▶ Directive
Draw out every line with the word "andern" from the listing below.

-- START Available records --

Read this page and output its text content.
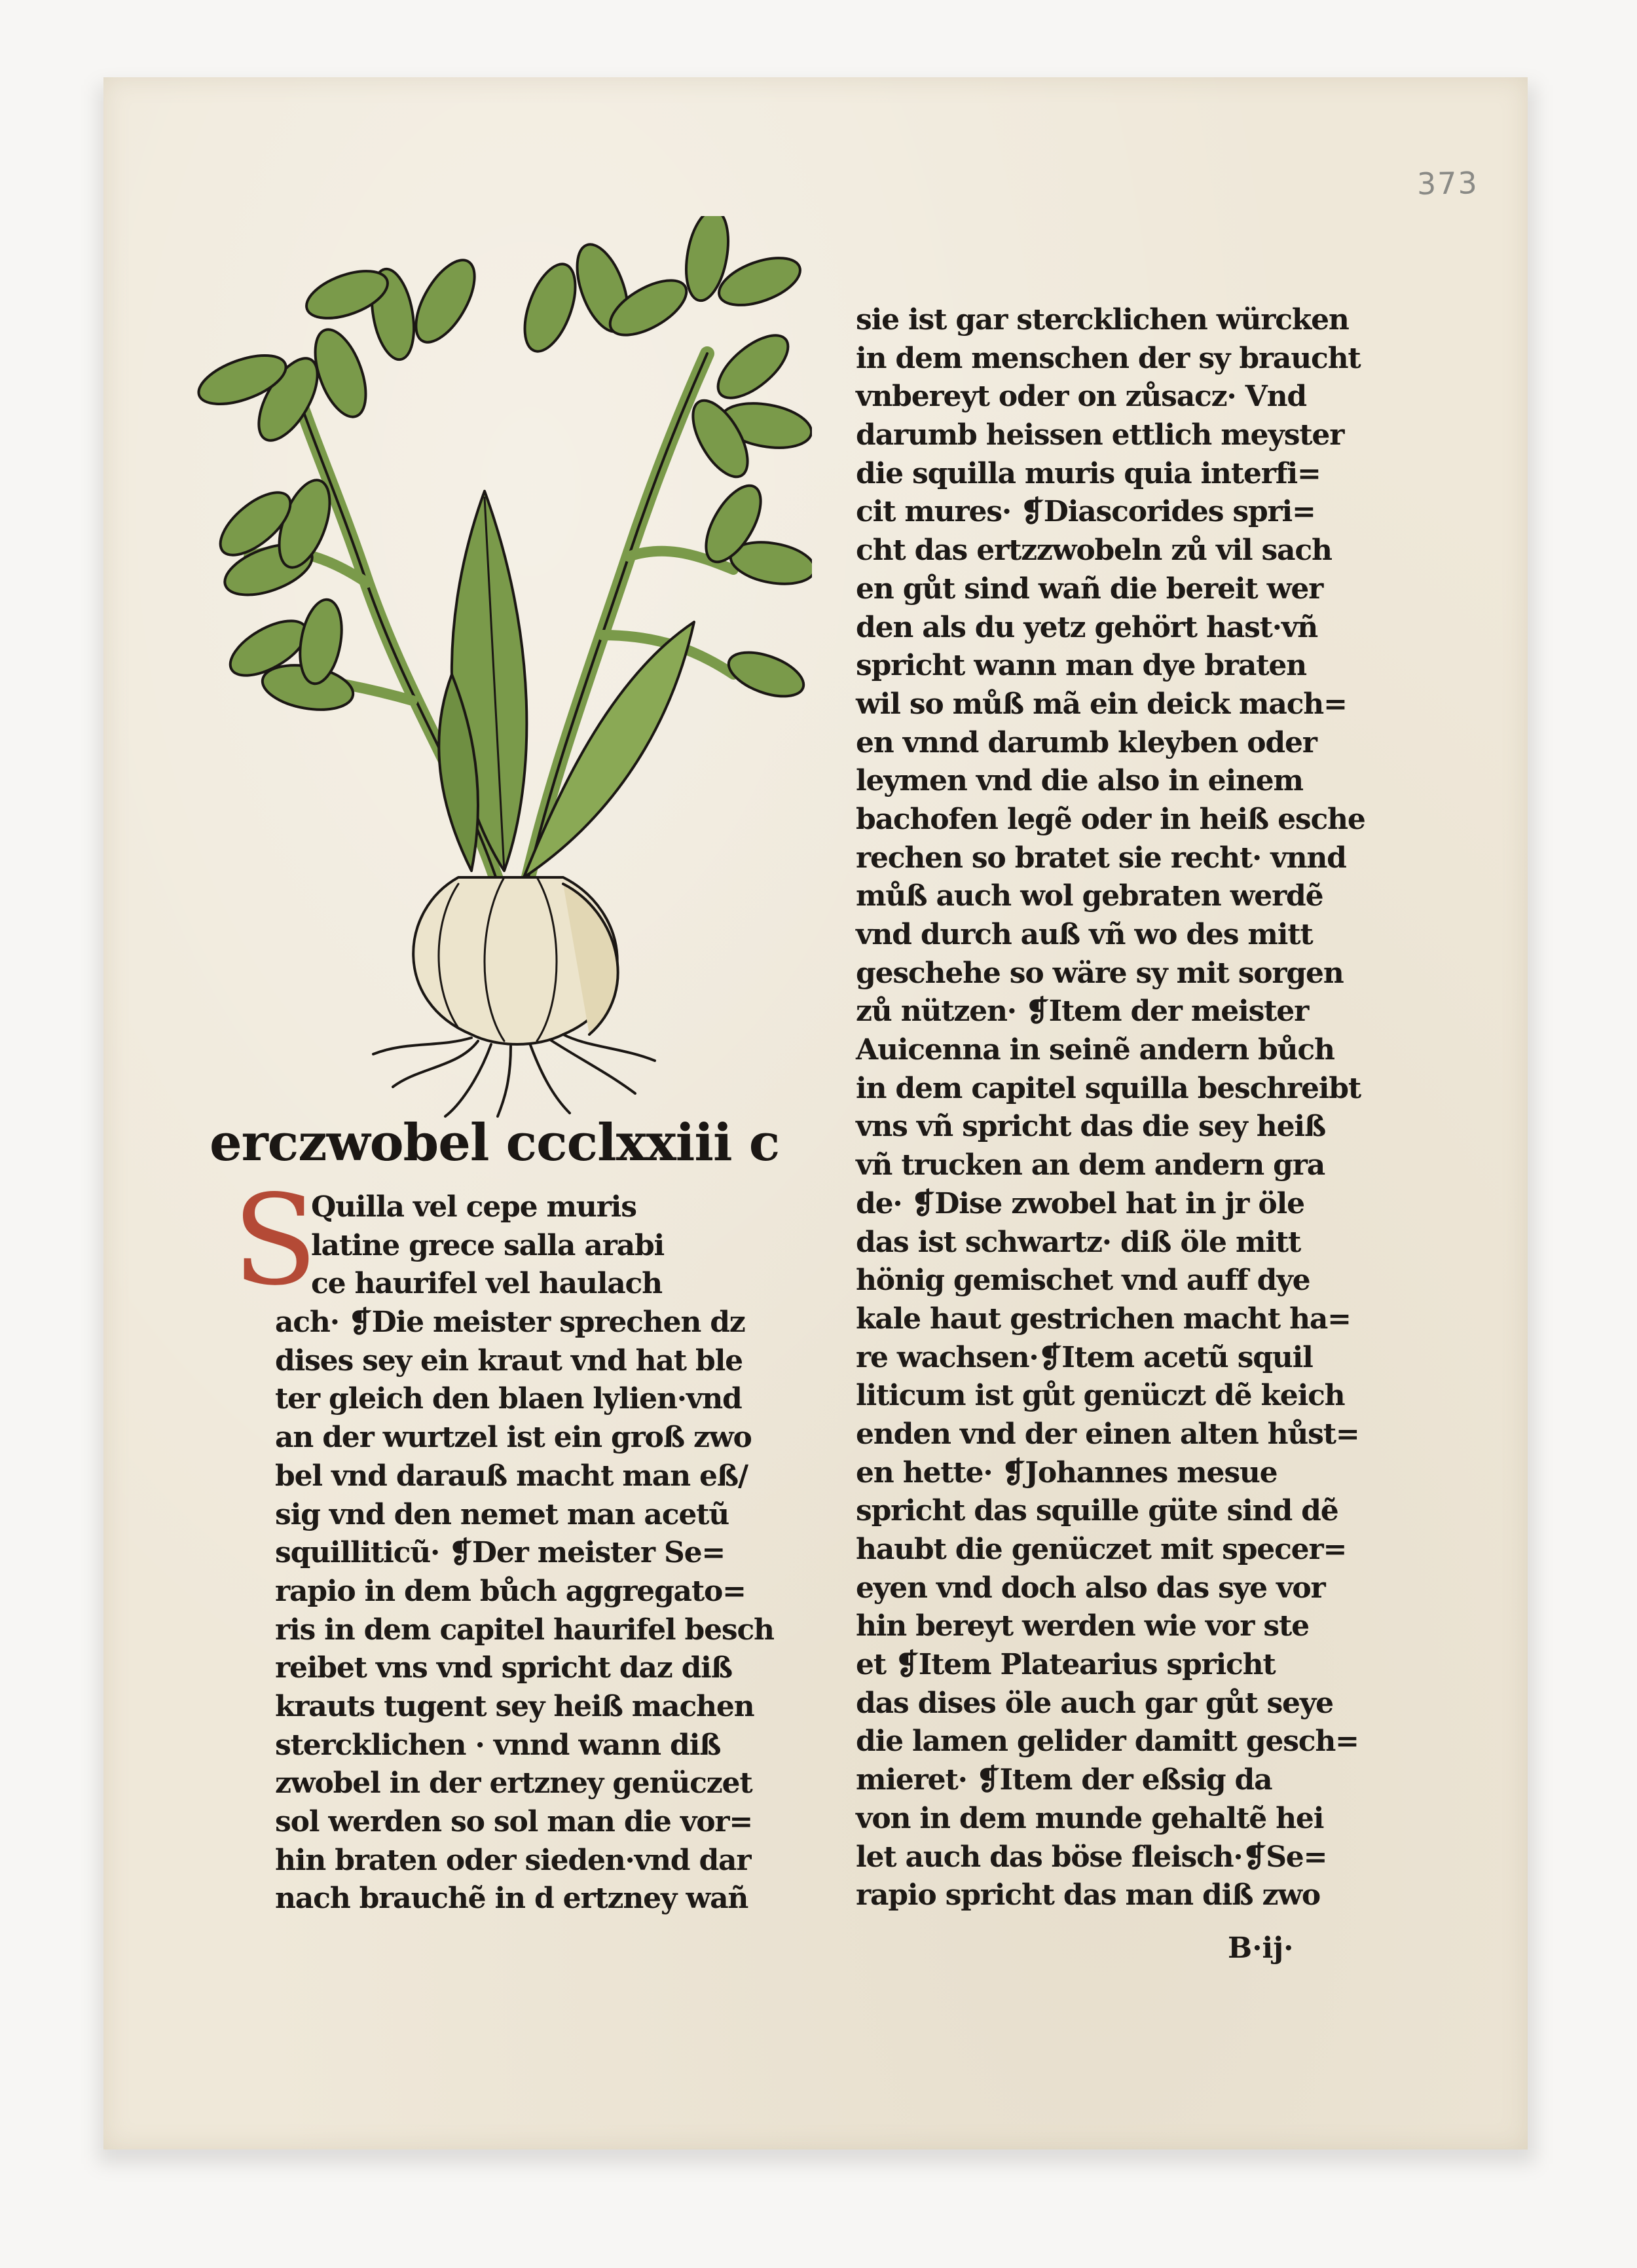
373
erczwobel ccclxxiii c
S
Quilla vel cepe muris
latine grece salla arabi
ce haurifel vel haulach
ach· ❡Die meister sprechen dz
dises sey ein kraut vnd hat ble
ter gleich den blaen lylien·vnd
an der wurtzel ist ein groß zwo
bel vnd darauß macht man eß/
sig vnd den nemet man acetũ
squilliticũ· ❡Der meister Se=
rapio in dem bůch aggregato=
ris in dem capitel haurifel besch
reibet vns vnd spricht daz diß
krauts tugent sey heiß machen
stercklichen · vnnd wann diß
zwobel in der ertzney genüczet
sol werden so sol man die vor=
hin braten oder sieden·vnd dar
nach brauchẽ in d ertzney wañ
sie ist gar stercklichen würcken
in dem menschen der sy braucht
vnbereyt oder on zůsacz· Vnd
darumb heissen ettlich meyster
die squilla muris quia interfi=
cit mures· ❡Diascorides spri=
cht das ertzzwobeln zů vil sach
en gůt sind wañ die bereit wer
den als du yetz gehört hast·vñ
spricht wann man dye braten
wil so můß mã ein deick mach=
en vnnd darumb kleyben oder
leymen vnd die also in einem
bachofen legẽ oder in heiß esche
rechen so bratet sie recht· vnnd
můß auch wol gebraten werdẽ
vnd durch auß vñ wo des mitt
geschehe so wäre sy mit sorgen
zů nützen· ❡Item der meister
Auicenna in seinẽ andern bůch
in dem capitel squilla beschreibt
vns vñ spricht das die sey heiß
vñ trucken an dem andern gra
de· ❡Dise zwobel hat in jr öle
das ist schwartz· diß öle mitt
hönig gemischet vnd auff dye
kale haut gestrichen macht ha=
re wachsen·❡Item acetũ squil
liticum ist gůt genüczt dẽ keich
enden vnd der einen alten hůst=
en hette· ❡Johannes mesue
spricht das squille güte sind dẽ
haubt die genüczet mit specer=
eyen vnd doch also das sye vor
hin bereyt werden wie vor ste
et ❡Item Platearius spricht
das dises öle auch gar gůt seye
die lamen gelider damitt gesch=
mieret· ❡Item der eßsig da
von in dem munde gehaltẽ hei
let auch das böse fleisch·❡Se=
rapio spricht das man diß zwo
B·ij·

-- END Available records --

▶ Solution to the exercise
Auicenna in seinẽ andern bůch
vñ trucken an dem andern gra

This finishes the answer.